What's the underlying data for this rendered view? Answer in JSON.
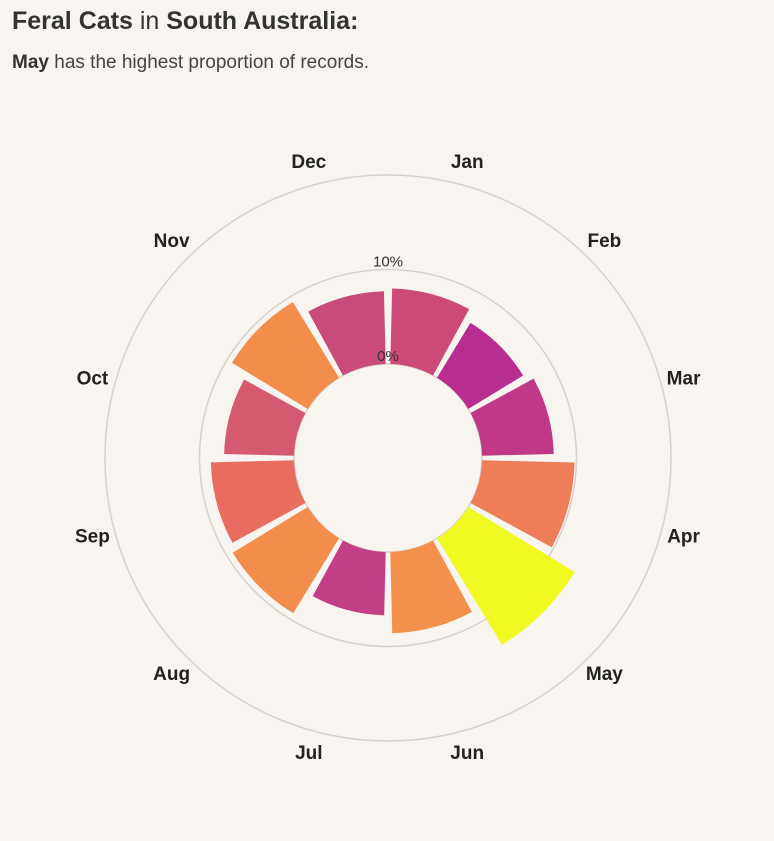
{
  "header": {
    "title_species": "Feral Cats",
    "title_in": " in ",
    "title_region": "South Australia",
    "title_colon": ":",
    "subtitle_month": "May",
    "subtitle_rest": " has the highest proportion of records."
  },
  "chart_data": {
    "type": "radial-bar",
    "title": "Feral Cats in South Australia:",
    "subtitle": "May has the highest proportion of records.",
    "categories": [
      "Jan",
      "Feb",
      "Mar",
      "Apr",
      "May",
      "Jun",
      "Jul",
      "Aug",
      "Sep",
      "Oct",
      "Nov",
      "Dec"
    ],
    "values": [
      8.0,
      6.8,
      7.6,
      9.8,
      13.2,
      8.6,
      6.7,
      9.3,
      8.8,
      7.4,
      9.4,
      7.7
    ],
    "unit": "%",
    "radial_ticks": [
      {
        "value": 0,
        "label": "0%"
      },
      {
        "value": 10,
        "label": "10%"
      },
      {
        "value": 20,
        "label": ""
      }
    ],
    "rmax": 20,
    "colors": [
      "#cc4a77",
      "#b82d90",
      "#c03888",
      "#ef7e58",
      "#f0f921",
      "#f2904c",
      "#c33f85",
      "#f28d4b",
      "#e96c60",
      "#d65a6f",
      "#f28d4b",
      "#ca4a7c"
    ]
  }
}
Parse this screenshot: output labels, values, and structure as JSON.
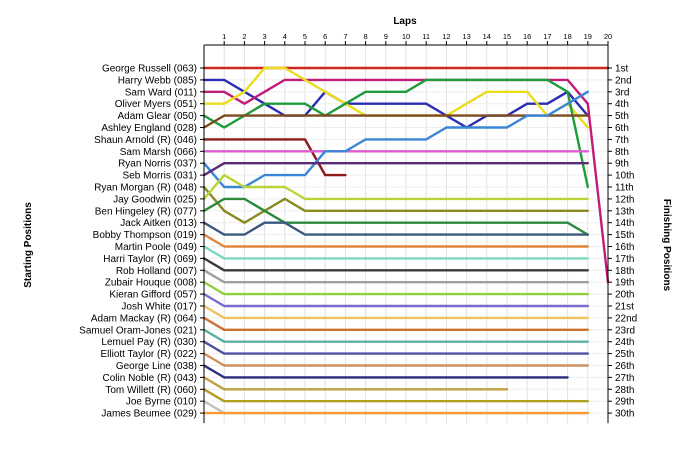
{
  "chart_data": {
    "type": "line",
    "title": "Laps",
    "ylabel_left": "Starting Positions",
    "ylabel_right": "Finishing Positions",
    "laps": [
      1,
      2,
      3,
      4,
      5,
      6,
      7,
      8,
      9,
      10,
      11,
      12,
      13,
      14,
      15,
      16,
      17,
      18,
      19,
      20
    ],
    "finishing_labels": [
      "1st",
      "2nd",
      "3rd",
      "4th",
      "5th",
      "6th",
      "7th",
      "8th",
      "9th",
      "10th",
      "11th",
      "12th",
      "13th",
      "14th",
      "15th",
      "16th",
      "17th",
      "18th",
      "19th",
      "20th",
      "21st",
      "22nd",
      "23rd",
      "24th",
      "25th",
      "26th",
      "27th",
      "28th",
      "29th",
      "30th"
    ],
    "drivers": [
      "George Russell (063)",
      "Harry Webb (085)",
      "Sam Ward (011)",
      "Oliver Myers (051)",
      "Adam Glear (050)",
      "Ashley England (028)",
      "Shaun Arnold (R) (046)",
      "Sam Marsh (066)",
      "Ryan Norris (037)",
      "Seb Morris (031)",
      "Ryan Morgan (R) (048)",
      "Jay Goodwin (025)",
      "Ben Hingeley (R) (077)",
      "Jack Aitken (013)",
      "Bobby Thompson (019)",
      "Martin Poole (049)",
      "Harri Taylor (R) (069)",
      "Rob Holland (007)",
      "Zubair Houque (008)",
      "Kieran Gifford (057)",
      "Josh White (017)",
      "Adam Mackay  (R) (064)",
      "Samuel Oram-Jones (021)",
      "Lemuel Pay (R) (030)",
      "Elliott Taylor (R) (022)",
      "George Line (038)",
      "Colin Noble (R) (043)",
      "Tom Willett (R) (060)",
      "Joe Byrne (010)",
      "James Beumee (029)"
    ],
    "series": [
      {
        "color": "#d0281f",
        "positions": [
          1,
          1,
          1,
          1,
          1,
          1,
          1,
          1,
          1,
          1,
          1,
          1,
          1,
          1,
          1,
          1,
          1,
          1,
          1,
          1,
          1
        ]
      },
      {
        "color": "#2b2bb3",
        "positions": [
          2,
          2,
          3,
          4,
          5,
          5,
          3,
          4,
          4,
          4,
          4,
          4,
          5,
          6,
          5,
          5,
          4,
          4,
          3,
          5,
          null
        ]
      },
      {
        "color": "#c21c7a",
        "positions": [
          3,
          3,
          4,
          3,
          2,
          2,
          2,
          2,
          2,
          2,
          2,
          2,
          2,
          2,
          2,
          2,
          2,
          2,
          2,
          4,
          19
        ]
      },
      {
        "color": "#ebdc1e",
        "positions": [
          4,
          4,
          3,
          1,
          1,
          2,
          3,
          4,
          5,
          5,
          5,
          5,
          5,
          4,
          3,
          3,
          3,
          5,
          4,
          6,
          null
        ]
      },
      {
        "color": "#1e9c3c",
        "positions": [
          5,
          6,
          5,
          4,
          4,
          4,
          5,
          4,
          3,
          3,
          3,
          2,
          2,
          2,
          2,
          2,
          2,
          2,
          3,
          11,
          null
        ]
      },
      {
        "color": "#7d4a1e",
        "positions": [
          6,
          5,
          5,
          5,
          5,
          5,
          5,
          5,
          5,
          5,
          5,
          5,
          5,
          5,
          5,
          5,
          5,
          5,
          5,
          5,
          null
        ]
      },
      {
        "color": "#8b1a1a",
        "positions": [
          7,
          7,
          7,
          7,
          7,
          7,
          10,
          10,
          null,
          null,
          null,
          null,
          null,
          null,
          null,
          null,
          null,
          null,
          null,
          null,
          null
        ]
      },
      {
        "color": "#e05ad0",
        "positions": [
          8,
          8,
          8,
          8,
          8,
          8,
          8,
          8,
          8,
          8,
          8,
          8,
          8,
          8,
          8,
          8,
          8,
          8,
          8,
          8,
          null
        ]
      },
      {
        "color": "#3a86d6",
        "positions": [
          9,
          11,
          11,
          10,
          10,
          10,
          8,
          8,
          7,
          7,
          7,
          7,
          6,
          6,
          6,
          6,
          5,
          5,
          4,
          3,
          null
        ]
      },
      {
        "color": "#5a2a7a",
        "positions": [
          10,
          9,
          9,
          9,
          9,
          9,
          9,
          9,
          9,
          9,
          9,
          9,
          9,
          9,
          9,
          9,
          9,
          9,
          9,
          9,
          null
        ]
      },
      {
        "color": "#8a8a20",
        "positions": [
          11,
          13,
          14,
          13,
          12,
          13,
          13,
          13,
          13,
          13,
          13,
          13,
          13,
          13,
          13,
          13,
          13,
          13,
          13,
          13,
          null
        ]
      },
      {
        "color": "#b5d636",
        "positions": [
          12,
          10,
          11,
          11,
          11,
          12,
          12,
          12,
          12,
          12,
          12,
          12,
          12,
          12,
          12,
          12,
          12,
          12,
          12,
          12,
          null
        ]
      },
      {
        "color": "#2b8b3c",
        "positions": [
          13,
          12,
          12,
          13,
          14,
          14,
          14,
          14,
          14,
          14,
          14,
          14,
          14,
          14,
          14,
          14,
          14,
          14,
          14,
          15,
          null
        ]
      },
      {
        "color": "#3a5a80",
        "positions": [
          14,
          15,
          15,
          14,
          14,
          15,
          15,
          15,
          15,
          15,
          15,
          15,
          15,
          15,
          15,
          15,
          15,
          15,
          15,
          15,
          null
        ]
      },
      {
        "color": "#e0863a",
        "positions": [
          15,
          16,
          16,
          16,
          16,
          16,
          16,
          16,
          16,
          16,
          16,
          16,
          16,
          16,
          16,
          16,
          16,
          16,
          16,
          16,
          null
        ]
      },
      {
        "color": "#7dd6c0",
        "positions": [
          16,
          17,
          17,
          17,
          17,
          17,
          17,
          17,
          17,
          17,
          17,
          17,
          17,
          17,
          17,
          17,
          17,
          17,
          17,
          17,
          null
        ]
      },
      {
        "color": "#3a3a3a",
        "positions": [
          17,
          18,
          18,
          18,
          18,
          18,
          18,
          18,
          18,
          18,
          18,
          18,
          18,
          18,
          18,
          18,
          18,
          18,
          18,
          18,
          null
        ]
      },
      {
        "color": "#a0a0a0",
        "positions": [
          18,
          19,
          19,
          19,
          19,
          19,
          19,
          19,
          19,
          19,
          19,
          19,
          19,
          19,
          19,
          19,
          19,
          19,
          19,
          19,
          null
        ]
      },
      {
        "color": "#90d040",
        "positions": [
          19,
          20,
          20,
          20,
          20,
          20,
          20,
          20,
          20,
          20,
          20,
          20,
          20,
          20,
          20,
          20,
          20,
          20,
          20,
          20,
          null
        ]
      },
      {
        "color": "#7a6ad0",
        "positions": [
          20,
          21,
          21,
          21,
          21,
          21,
          21,
          21,
          21,
          21,
          21,
          21,
          21,
          21,
          21,
          21,
          21,
          21,
          21,
          21,
          null
        ]
      },
      {
        "color": "#f0c060",
        "positions": [
          21,
          22,
          22,
          22,
          22,
          22,
          22,
          22,
          22,
          22,
          22,
          22,
          22,
          22,
          22,
          22,
          22,
          22,
          22,
          22,
          null
        ]
      },
      {
        "color": "#d07030",
        "positions": [
          22,
          23,
          23,
          23,
          23,
          23,
          23,
          23,
          23,
          23,
          23,
          23,
          23,
          23,
          23,
          23,
          23,
          23,
          23,
          23,
          null
        ]
      },
      {
        "color": "#60b0a0",
        "positions": [
          23,
          24,
          24,
          24,
          24,
          24,
          24,
          24,
          24,
          24,
          24,
          24,
          24,
          24,
          24,
          24,
          24,
          24,
          24,
          24,
          null
        ]
      },
      {
        "color": "#5050a0",
        "positions": [
          24,
          25,
          25,
          25,
          25,
          25,
          25,
          25,
          25,
          25,
          25,
          25,
          25,
          25,
          25,
          25,
          25,
          25,
          25,
          25,
          null
        ]
      },
      {
        "color": "#d09060",
        "positions": [
          25,
          26,
          26,
          26,
          26,
          26,
          26,
          26,
          26,
          26,
          26,
          26,
          26,
          26,
          26,
          26,
          26,
          26,
          26,
          26,
          null
        ]
      },
      {
        "color": "#2a2a80",
        "positions": [
          26,
          27,
          27,
          27,
          27,
          27,
          27,
          27,
          27,
          27,
          27,
          27,
          27,
          27,
          27,
          27,
          27,
          27,
          27,
          null,
          null
        ]
      },
      {
        "color": "#c0a040",
        "positions": [
          27,
          28,
          28,
          28,
          28,
          28,
          28,
          28,
          28,
          28,
          28,
          28,
          28,
          28,
          28,
          28,
          null,
          null,
          null,
          null,
          null
        ]
      },
      {
        "color": "#b0a020",
        "positions": [
          28,
          29,
          29,
          29,
          29,
          29,
          29,
          29,
          29,
          29,
          29,
          29,
          29,
          29,
          29,
          29,
          29,
          29,
          29,
          29,
          null
        ]
      },
      {
        "color": "#c0c0c0",
        "positions": [
          29,
          30,
          30,
          30,
          30,
          30,
          30,
          30,
          30,
          30,
          30,
          30,
          30,
          30,
          30,
          30,
          30,
          30,
          30,
          30,
          null
        ]
      },
      {
        "color": "#ff9a30",
        "positions": [
          30,
          30,
          30,
          30,
          30,
          30,
          30,
          30,
          30,
          30,
          30,
          30,
          30,
          30,
          30,
          30,
          30,
          30,
          30,
          30,
          null
        ]
      }
    ]
  }
}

Problem to solve: Pick out and copy the lines of the material that include the word "this".

Worked solution:
What's the underlying data for this rendered view? Answer in JSON.
Parse this screenshot: output labels, values, and structure as JSON.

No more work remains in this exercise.